## begin

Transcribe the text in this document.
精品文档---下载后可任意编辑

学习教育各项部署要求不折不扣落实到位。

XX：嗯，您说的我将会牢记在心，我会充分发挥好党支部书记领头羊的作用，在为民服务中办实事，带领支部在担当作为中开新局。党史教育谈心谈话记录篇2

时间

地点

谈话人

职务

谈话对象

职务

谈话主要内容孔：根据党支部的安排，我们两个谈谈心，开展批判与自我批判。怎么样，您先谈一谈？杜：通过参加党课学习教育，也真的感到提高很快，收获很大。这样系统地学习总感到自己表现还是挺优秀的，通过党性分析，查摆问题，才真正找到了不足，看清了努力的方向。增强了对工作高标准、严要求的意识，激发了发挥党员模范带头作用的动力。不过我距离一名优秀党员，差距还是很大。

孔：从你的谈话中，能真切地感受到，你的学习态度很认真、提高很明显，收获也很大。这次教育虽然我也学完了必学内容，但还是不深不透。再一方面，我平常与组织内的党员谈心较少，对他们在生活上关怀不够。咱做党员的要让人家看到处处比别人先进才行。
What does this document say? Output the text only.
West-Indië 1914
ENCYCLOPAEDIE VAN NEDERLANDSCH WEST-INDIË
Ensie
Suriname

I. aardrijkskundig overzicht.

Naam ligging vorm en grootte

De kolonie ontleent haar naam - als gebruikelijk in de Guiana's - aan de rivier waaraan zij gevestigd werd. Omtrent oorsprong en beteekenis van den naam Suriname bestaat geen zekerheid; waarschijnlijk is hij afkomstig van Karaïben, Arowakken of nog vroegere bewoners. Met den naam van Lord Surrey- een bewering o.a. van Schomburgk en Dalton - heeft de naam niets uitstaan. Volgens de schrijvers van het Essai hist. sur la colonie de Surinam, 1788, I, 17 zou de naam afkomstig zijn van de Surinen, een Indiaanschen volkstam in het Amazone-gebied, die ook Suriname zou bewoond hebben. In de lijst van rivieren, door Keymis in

## end

▶ _THE PROBLEM_: Repeat every line of the material exactly as given.

▶ _SOLVED PROBLEM_:
Transcribe the text in this document.
精品文档---下载后可任意编辑

学习教育各项部署要求不折不扣落实到位。

XX：嗯，您说的我将会牢记在心，我会充分发挥好党支部书记领头羊的作用，在为民服务中办实事，带领支部在担当作为中开新局。党史教育谈心谈话记录篇2

时间

地点

谈话人

职务

谈话对象

职务

谈话主要内容孔：根据党支部的安排，我们两个谈谈心，开展批判与自我批判。怎么样，您先谈一谈？杜：通过参加党课学习教育，也真的感到提高很快，收获很大。这样系统地学习总感到自己表现还是挺优秀的，通过党性分析，查摆问题，才真正找到了不足，看清了努力的方向。增强了对工作高标准、严要求的意识，激发了发挥党员模范带头作用的动力。不过我距离一名优秀党员，差距还是很大。

孔：从你的谈话中，能真切地感受到，你的学习态度很认真、提高很明显，收获也很大。这次教育虽然我也学完了必学内容，但还是不深不透。再一方面，我平常与组织内的党员谈心较少，对他们在生活上关怀不够。咱做党员的要让人家看到处处比别人先进才行。
What does this document say? Output the text only.
West-Indië 1914
ENCYCLOPAEDIE VAN NEDERLANDSCH WEST-INDIË
Ensie
Suriname

I. aardrijkskundig overzicht.

Naam ligging vorm en grootte

De kolonie ontleent haar naam - als gebruikelijk in de Guiana's - aan de rivier waaraan zij gevestigd werd. Omtrent oorsprong en beteekenis van den naam Suriname bestaat geen zekerheid; waarschijnlijk is hij afkomstig van Karaïben, Arowakken of nog vroegere bewoners. Met den naam van Lord Surrey- een bewering o.a. van Schomburgk en Dalton - heeft de naam niets uitstaan. Volgens de schrijvers van het Essai hist. sur la colonie de Surinam, 1788, I, 17 zou de naam afkomstig zijn van de Surinen, een Indiaanschen volkstam in het Amazone-gebied, die ook Suriname zou bewoond hebben. In de lijst van rivieren, door Keymis in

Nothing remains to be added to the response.